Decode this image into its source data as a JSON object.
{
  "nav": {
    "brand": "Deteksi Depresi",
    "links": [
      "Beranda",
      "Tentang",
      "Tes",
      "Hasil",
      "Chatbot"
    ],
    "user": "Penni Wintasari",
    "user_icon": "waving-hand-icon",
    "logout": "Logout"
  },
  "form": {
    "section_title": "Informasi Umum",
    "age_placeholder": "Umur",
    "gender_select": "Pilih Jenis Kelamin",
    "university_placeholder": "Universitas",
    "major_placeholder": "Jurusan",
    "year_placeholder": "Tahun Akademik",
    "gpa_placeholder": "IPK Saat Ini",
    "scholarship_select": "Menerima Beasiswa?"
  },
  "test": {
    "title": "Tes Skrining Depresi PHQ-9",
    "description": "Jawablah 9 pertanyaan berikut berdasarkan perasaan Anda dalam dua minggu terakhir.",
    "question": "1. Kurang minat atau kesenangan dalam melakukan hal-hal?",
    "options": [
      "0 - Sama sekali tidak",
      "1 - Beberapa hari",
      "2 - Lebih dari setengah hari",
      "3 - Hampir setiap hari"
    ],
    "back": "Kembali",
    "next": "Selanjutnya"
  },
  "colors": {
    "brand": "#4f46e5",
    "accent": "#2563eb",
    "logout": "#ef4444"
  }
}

-----

◆ **Exercise description**: Transcribe the whole listing with nothing added or left out.

◆ **Task output**:
Decode this image into its source data as a JSON object.
{
  "nav": {
    "brand": "Deteksi Depresi",
    "links": [
      "Beranda",
      "Tentang",
      "Tes",
      "Hasil",
      "Chatbot"
    ],
    "user": "Penni Wintasari",
    "user_icon": "waving-hand-icon",
    "logout": "Logout"
  },
  "form": {
    "section_title": "Informasi Umum",
    "age_placeholder": "Umur",
    "gender_select": "Pilih Jenis Kelamin",
    "university_placeholder": "Universitas",
    "major_placeholder": "Jurusan",
    "year_placeholder": "Tahun Akademik",
    "gpa_placeholder": "IPK Saat Ini",
    "scholarship_select": "Menerima Beasiswa?"
  },
  "test": {
    "title": "Tes Skrining Depresi PHQ-9",
    "description": "Jawablah 9 pertanyaan berikut berdasarkan perasaan Anda dalam dua minggu terakhir.",
    "question": "1. Kurang minat atau kesenangan dalam melakukan hal-hal?",
    "options": [
      "0 - Sama sekali tidak",
      "1 - Beberapa hari",
      "2 - Lebih dari setengah hari",
      "3 - Hampir setiap hari"
    ],
    "back": "Kembali",
    "next": "Selanjutnya"
  },
  "colors": {
    "brand": "#4f46e5",
    "accent": "#2563eb",
    "logout": "#ef4444"
  }
}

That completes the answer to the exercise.